### INSTRUCTION
Copy each line exactly.
----------
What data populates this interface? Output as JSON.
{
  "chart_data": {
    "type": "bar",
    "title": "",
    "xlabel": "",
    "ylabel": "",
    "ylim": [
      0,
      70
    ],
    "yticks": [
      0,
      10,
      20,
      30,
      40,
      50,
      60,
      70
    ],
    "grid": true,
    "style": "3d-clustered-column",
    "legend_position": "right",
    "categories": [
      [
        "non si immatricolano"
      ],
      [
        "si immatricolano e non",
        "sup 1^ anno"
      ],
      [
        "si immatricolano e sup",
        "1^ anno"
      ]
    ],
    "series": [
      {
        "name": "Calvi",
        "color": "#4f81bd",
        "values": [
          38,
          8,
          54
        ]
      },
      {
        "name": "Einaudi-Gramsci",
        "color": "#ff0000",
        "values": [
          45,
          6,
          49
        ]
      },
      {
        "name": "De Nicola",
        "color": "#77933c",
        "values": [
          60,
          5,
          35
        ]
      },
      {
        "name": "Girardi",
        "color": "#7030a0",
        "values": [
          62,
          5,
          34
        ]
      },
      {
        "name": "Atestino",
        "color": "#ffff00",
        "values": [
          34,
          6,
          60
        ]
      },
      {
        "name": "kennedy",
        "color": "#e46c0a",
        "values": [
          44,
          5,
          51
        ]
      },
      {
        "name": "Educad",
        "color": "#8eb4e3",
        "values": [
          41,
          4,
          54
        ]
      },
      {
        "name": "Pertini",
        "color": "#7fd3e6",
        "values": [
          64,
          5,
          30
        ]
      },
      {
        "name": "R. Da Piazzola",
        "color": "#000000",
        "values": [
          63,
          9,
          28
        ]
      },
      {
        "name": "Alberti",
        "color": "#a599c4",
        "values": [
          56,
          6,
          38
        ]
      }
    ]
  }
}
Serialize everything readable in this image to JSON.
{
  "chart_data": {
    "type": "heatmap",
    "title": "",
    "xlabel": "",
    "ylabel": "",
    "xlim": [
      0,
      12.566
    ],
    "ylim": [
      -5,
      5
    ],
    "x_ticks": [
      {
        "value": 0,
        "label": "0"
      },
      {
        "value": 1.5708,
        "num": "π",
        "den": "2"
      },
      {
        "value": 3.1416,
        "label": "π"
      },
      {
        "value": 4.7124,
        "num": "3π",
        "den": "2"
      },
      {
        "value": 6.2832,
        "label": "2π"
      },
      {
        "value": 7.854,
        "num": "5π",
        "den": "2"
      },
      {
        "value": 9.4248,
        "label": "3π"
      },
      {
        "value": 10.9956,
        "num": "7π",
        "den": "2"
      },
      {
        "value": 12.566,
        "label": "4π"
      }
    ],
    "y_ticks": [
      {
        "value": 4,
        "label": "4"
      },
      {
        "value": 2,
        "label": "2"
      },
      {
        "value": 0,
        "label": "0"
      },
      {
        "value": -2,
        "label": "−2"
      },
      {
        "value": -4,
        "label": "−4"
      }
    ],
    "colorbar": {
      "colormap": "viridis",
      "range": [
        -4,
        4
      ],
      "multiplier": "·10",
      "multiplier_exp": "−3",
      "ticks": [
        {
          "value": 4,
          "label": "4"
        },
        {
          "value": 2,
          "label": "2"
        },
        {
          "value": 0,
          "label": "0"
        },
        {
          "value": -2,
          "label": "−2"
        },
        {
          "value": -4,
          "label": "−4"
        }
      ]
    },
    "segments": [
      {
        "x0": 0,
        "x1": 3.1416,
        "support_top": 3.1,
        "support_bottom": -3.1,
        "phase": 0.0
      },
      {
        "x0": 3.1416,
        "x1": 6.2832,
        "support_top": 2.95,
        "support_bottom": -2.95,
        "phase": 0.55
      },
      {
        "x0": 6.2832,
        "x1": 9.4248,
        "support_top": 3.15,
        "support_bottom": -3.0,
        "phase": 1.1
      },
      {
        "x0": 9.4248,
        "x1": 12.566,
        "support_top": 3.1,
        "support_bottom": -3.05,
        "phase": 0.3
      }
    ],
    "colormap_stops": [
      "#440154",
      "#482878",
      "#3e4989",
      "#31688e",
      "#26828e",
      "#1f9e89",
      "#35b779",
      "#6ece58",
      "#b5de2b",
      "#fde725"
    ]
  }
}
----------
### TASK RESULT
What data populates this interface? Output as JSON.
{
  "chart_data": {
    "type": "bar",
    "title": "",
    "xlabel": "",
    "ylabel": "",
    "ylim": [
      0,
      70
    ],
    "yticks": [
      0,
      10,
      20,
      30,
      40,
      50,
      60,
      70
    ],
    "grid": true,
    "style": "3d-clustered-column",
    "legend_position": "right",
    "categories": [
      [
        "non si immatricolano"
      ],
      [
        "si immatricolano e non",
        "sup 1^ anno"
      ],
      [
        "si immatricolano e sup",
        "1^ anno"
      ]
    ],
    "series": [
      {
        "name": "Calvi",
        "color": "#4f81bd",
        "values": [
          38,
          8,
          54
        ]
      },
      {
        "name": "Einaudi-Gramsci",
        "color": "#ff0000",
        "values": [
          45,
          6,
          49
        ]
      },
      {
        "name": "De Nicola",
        "color": "#77933c",
        "values": [
          60,
          5,
          35
        ]
      },
      {
        "name": "Girardi",
        "color": "#7030a0",
        "values": [
          62,
          5,
          34
        ]
      },
      {
        "name": "Atestino",
        "color": "#ffff00",
        "values": [
          34,
          6,
          60
        ]
      },
      {
        "name": "kennedy",
        "color": "#e46c0a",
        "values": [
          44,
          5,
          51
        ]
      },
      {
        "name": "Educad",
        "color": "#8eb4e3",
        "values": [
          41,
          4,
          54
        ]
      },
      {
        "name": "Pertini",
        "color": "#7fd3e6",
        "values": [
          64,
          5,
          30
        ]
      },
      {
        "name": "R. Da Piazzola",
        "color": "#000000",
        "values": [
          63,
          9,
          28
        ]
      },
      {
        "name": "Alberti",
        "color": "#a599c4",
        "values": [
          56,
          6,
          38
        ]
      }
    ]
  }
}
Serialize everything readable in this image to JSON.
{
  "chart_data": {
    "type": "heatmap",
    "title": "",
    "xlabel": "",
    "ylabel": "",
    "xlim": [
      0,
      12.566
    ],
    "ylim": [
      -5,
      5
    ],
    "x_ticks": [
      {
        "value": 0,
        "label": "0"
      },
      {
        "value": 1.5708,
        "num": "π",
        "den": "2"
      },
      {
        "value": 3.1416,
        "label": "π"
      },
      {
        "value": 4.7124,
        "num": "3π",
        "den": "2"
      },
      {
        "value": 6.2832,
        "label": "2π"
      },
      {
        "value": 7.854,
        "num": "5π",
        "den": "2"
      },
      {
        "value": 9.4248,
        "label": "3π"
      },
      {
        "value": 10.9956,
        "num": "7π",
        "den": "2"
      },
      {
        "value": 12.566,
        "label": "4π"
      }
    ],
    "y_ticks": [
      {
        "value": 4,
        "label": "4"
      },
      {
        "value": 2,
        "label": "2"
      },
      {
        "value": 0,
        "label": "0"
      },
      {
        "value": -2,
        "label": "−2"
      },
      {
        "value": -4,
        "label": "−4"
      }
    ],
    "colorbar": {
      "colormap": "viridis",
      "range": [
        -4,
        4
      ],
      "multiplier": "·10",
      "multiplier_exp": "−3",
      "ticks": [
        {
          "value": 4,
          "label": "4"
        },
        {
          "value": 2,
          "label": "2"
        },
        {
          "value": 0,
          "label": "0"
        },
        {
          "value": -2,
          "label": "−2"
        },
        {
          "value": -4,
          "label": "−4"
        }
      ]
    },
    "segments": [
      {
        "x0": 0,
        "x1": 3.1416,
        "support_top": 3.1,
        "support_bottom": -3.1,
        "phase": 0.0
      },
      {
        "x0": 3.1416,
        "x1": 6.2832,
        "support_top": 2.95,
        "support_bottom": -2.95,
        "phase": 0.55
      },
      {
        "x0": 6.2832,
        "x1": 9.4248,
        "support_top": 3.15,
        "support_bottom": -3.0,
        "phase": 1.1
      },
      {
        "x0": 9.4248,
        "x1": 12.566,
        "support_top": 3.1,
        "support_bottom": -3.05,
        "phase": 0.3
      }
    ],
    "colormap_stops": [
      "#440154",
      "#482878",
      "#3e4989",
      "#31688e",
      "#26828e",
      "#1f9e89",
      "#35b779",
      "#6ece58",
      "#b5de2b",
      "#fde725"
    ]
  }
}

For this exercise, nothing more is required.